----- 抜粋テキスト

2016年9月19日

9月のテーマは「ちいさな絵本」【広松由希子の今月の絵本・55】

絵本作家で評論家の広松由希子さんの連載。毎月、テーマに沿った、おすすめ絵本をセレクトしていただきます!

9月のテーマは「ちいさな絵本」

長くて激しい夏が、やっと過ぎましたね。
あたりを見回すと、ちいさい秋の気配が、そちこちに。

今月は、すこし心落ち着けて、
ちいさい人たちと、ちいさな絵本を読んで、
ちいさな「いいもの」をみつけたいと思います。

9月のテーマは「ちいさな絵本」【広松由希子の今月の絵本・55】の画像1

まずは、細い線画で描かれた
『ちいさなちいさなおんなのこ』に、目をこらして。

この幼い女の子は、
バラの木よりも、
台所の椅子よりも、
お母さんのお針箱よりも、ちいさいのです。
垣根の向こうは見えないし、ドアの取っ手にも届きません。

近所の誰よりもちいさかった女の子が、
ある日……!

消え入りそうにかよわくて、
守ってあげたいような、
ちいさな女の子が、
りっぱにお姉さんになっていく様子が、すてき。

原書は1953年作。
もとは、作者が姪に送った誕生カードだったそう。
子どもにとっての成長のよろこびが、自然に伝わるはずです。

そして、この装丁。
カバーも、色違いの本体表紙も、
背表紙も、裏表紙も、見返しも、
絵本自体が、まるごと愛らしく、眺めてにんまり。

----------
----- 提供データ

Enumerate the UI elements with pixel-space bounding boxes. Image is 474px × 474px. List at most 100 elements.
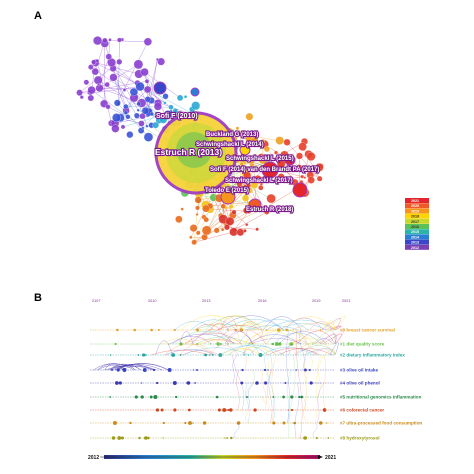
network-node[interactable]	[116, 58, 123, 65]
timeline-node[interactable]	[116, 328, 119, 332]
timeline-node[interactable]	[162, 421, 165, 425]
network-node[interactable]	[112, 113, 121, 123]
timeline-node[interactable]	[114, 342, 117, 346]
network-node[interactable]	[236, 181, 243, 188]
network-node[interactable]	[246, 183, 251, 188]
network-node[interactable]	[153, 102, 162, 111]
timeline-node[interactable]	[216, 342, 220, 346]
timeline-node[interactable]	[113, 421, 117, 425]
timeline-node[interactable]	[196, 369, 198, 371]
network-node[interactable]	[123, 103, 129, 110]
network-node[interactable]	[144, 79, 150, 84]
network-node[interactable]	[220, 203, 226, 209]
network-node[interactable]	[258, 185, 264, 191]
timeline-node[interactable]	[150, 396, 152, 398]
network-node[interactable]	[136, 108, 140, 112]
network-node[interactable]	[260, 139, 265, 144]
network-node[interactable]	[195, 205, 200, 211]
timeline-node[interactable]	[140, 382, 143, 384]
network-node[interactable]	[183, 95, 188, 99]
timeline-node[interactable]	[217, 408, 221, 412]
network-node[interactable]	[143, 37, 152, 46]
timeline-node[interactable]	[109, 354, 112, 356]
network-node[interactable]	[154, 111, 158, 115]
network-node-major[interactable]	[220, 189, 236, 205]
network-node[interactable]	[237, 129, 241, 133]
network-node[interactable]	[135, 81, 145, 92]
timeline-node[interactable]	[155, 408, 160, 412]
network-node[interactable]	[191, 239, 197, 246]
cluster-label[interactable]: #0 breast cancer survival	[340, 328, 395, 333]
timeline-node[interactable]	[227, 343, 229, 345]
timeline-node[interactable]	[172, 381, 177, 385]
network-node[interactable]	[144, 96, 151, 103]
network-node[interactable]	[91, 59, 97, 65]
timeline-node[interactable]	[157, 329, 160, 331]
paper-label-estruch-2018[interactable]: Estruch R (2018)	[245, 206, 295, 214]
timeline-node[interactable]	[322, 408, 327, 412]
cluster-label[interactable]: #4 olive oil phenol	[340, 381, 380, 386]
timeline-node[interactable]	[194, 382, 196, 384]
network-node[interactable]	[138, 120, 145, 127]
timeline-node[interactable]	[211, 354, 214, 356]
timeline-node[interactable]	[215, 395, 219, 399]
network-node[interactable]	[264, 209, 270, 215]
timeline-node[interactable]	[147, 436, 150, 440]
network-node[interactable]	[172, 108, 179, 114]
network-node[interactable]	[225, 183, 230, 188]
network-node[interactable]	[202, 204, 210, 213]
network-node[interactable]	[234, 166, 240, 171]
network-node[interactable]	[235, 126, 240, 131]
network-node-major[interactable]	[261, 161, 279, 179]
network-node[interactable]	[224, 224, 230, 231]
timeline-node[interactable]	[142, 368, 147, 372]
network-node[interactable]	[194, 196, 202, 204]
timeline-node[interactable]	[114, 381, 119, 385]
network-node[interactable]	[220, 227, 225, 232]
network-node[interactable]	[266, 193, 276, 204]
timeline-node[interactable]	[174, 395, 178, 399]
network-node[interactable]	[250, 136, 259, 145]
timeline-node[interactable]	[227, 408, 230, 412]
network-node[interactable]	[225, 216, 235, 226]
timeline-node[interactable]	[137, 354, 140, 356]
network-node[interactable]	[120, 124, 126, 130]
paper-label-schwingshackl-2017[interactable]: Schwingshackl L (2017)	[224, 177, 294, 185]
network-node-major[interactable]	[153, 81, 167, 95]
network-node[interactable]	[111, 124, 120, 133]
network-node[interactable]	[113, 99, 121, 107]
network-node[interactable]	[242, 229, 247, 233]
network-node[interactable]	[140, 68, 149, 77]
network-node[interactable]	[307, 176, 315, 184]
network-node[interactable]	[107, 58, 116, 67]
network-node[interactable]	[298, 142, 307, 152]
network-node[interactable]	[277, 173, 285, 181]
paper-label-schwingshackl-2014[interactable]: Schwingshackl L (2014)	[195, 141, 265, 149]
timeline-node[interactable]	[312, 343, 314, 345]
network-node[interactable]	[245, 112, 254, 121]
network-node[interactable]	[262, 206, 267, 211]
timeline-node[interactable]	[109, 396, 112, 398]
network-node[interactable]	[276, 159, 286, 168]
timeline-node[interactable]	[171, 353, 176, 357]
network-node[interactable]	[105, 104, 111, 110]
timeline-node[interactable]	[303, 436, 308, 440]
timeline-node[interactable]	[274, 342, 279, 346]
network-node[interactable]	[102, 37, 108, 44]
timeline-node[interactable]	[243, 354, 246, 356]
timeline-node[interactable]	[290, 408, 294, 412]
timeline-node[interactable]	[184, 421, 187, 425]
network-node[interactable]	[105, 53, 112, 60]
timeline-node[interactable]	[284, 381, 287, 385]
network-node[interactable]	[122, 88, 127, 92]
network-node[interactable]	[195, 212, 199, 216]
timeline-node[interactable]	[153, 395, 158, 399]
timeline-node[interactable]	[133, 328, 136, 332]
network-node[interactable]	[149, 111, 154, 116]
network-node[interactable]	[229, 227, 238, 237]
timeline-node[interactable]	[192, 422, 194, 424]
timeline-node[interactable]	[111, 436, 116, 440]
network-node[interactable]	[109, 73, 118, 82]
network-node[interactable]	[87, 85, 96, 95]
network-node[interactable]	[97, 83, 100, 86]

----------

** 作業内容 **
(a) 絵本紹介の記事で、筆者が『ちいさなちいさなおんなのこ』を「眺めてにんまり」する理由を、装丁についての記述にもとづいて説明してください。
(b) 絵本紹介の記事の続きを、最後の文のあとから書き進めること。

** 解答 **
(a) カバーも、色違いの本体表紙も、背表紙も、裏表紙も、見返しも含めて、絵本自体がまるごと愛らしいからです。

(b)
9月のテーマは「ちいさな絵本」【広松由希子の今月の絵本・55】の画像2

『ちいさなちいさなおんなのこ』
フィリス・クラシロフスキー/文 ニノン/絵
福本友美子/訳 福音館書店
本体1100円+税 2011

 

 

女の子の後は、ぐっと成長して、おばあちゃんをどうぞ。
年は重ねても、このおばあちゃんは、
『ちいさなちいさなおばあちゃん』なんです。

ちいさなちいさなおばあちゃんは、
ちいさなちいさな家に住んでいて、その家の中には、
ちいさなちいさなテーブルと、ちいさなちいさな椅子があり、
ちいさなちいさなネコがいて……

なんでもかんでも「ちいさなちいさな」
繰り返しのテンポと、あっと驚くラストが、楽しい。
各国にかたちを変えて伝わっている、民話がもとになった絵本です。

『ペレのあたらしいふく』(福音館書店)などで親しまれている
スウェーデンの絵本作家、ベスコフのデビュー作。
1897年の作というから、ピーターラビットより古い!

刺繍枠みたいな丸い画面に、
さまざまな植物が控えめに装飾されています。
自然を愛し、家庭を愛したベスコフの、
やさしい手仕事を見るような気持ちがします。

120年も読み継がれている古典絵本ですが、
今の子どもにそっと語りかける
最後のページの思いやり、
「ちいさな台詞」もお見逃しなく。

9月のテーマは「ちいさな絵本」【広松由希子の今月の絵本・55】の画像3

『ちいさなちいさなおばあちゃん』
エルサ・ベスコフ/作 いしいとしこ/訳
偕成社 本体1200円+税 2001

 

 

次に登場いただくのは、『ちいさなおうさま』。
ほかの本とちがって、
どーんとアップの登場ですが、
どれくらいちいさいかって……ちゃんと、ちいさく表紙に書いてあるんです。

「これは ちいさな おうさまの
ほんとうの おおきさです。」

なるほど、縦27センチの絵本の
これが実物大! と、納得。
さらにめくっていくと、ちいささを実感できますよ。

ちいさなおうさまは、
ベスコフのちいさなおばあちゃんの生活環境とは、正反対。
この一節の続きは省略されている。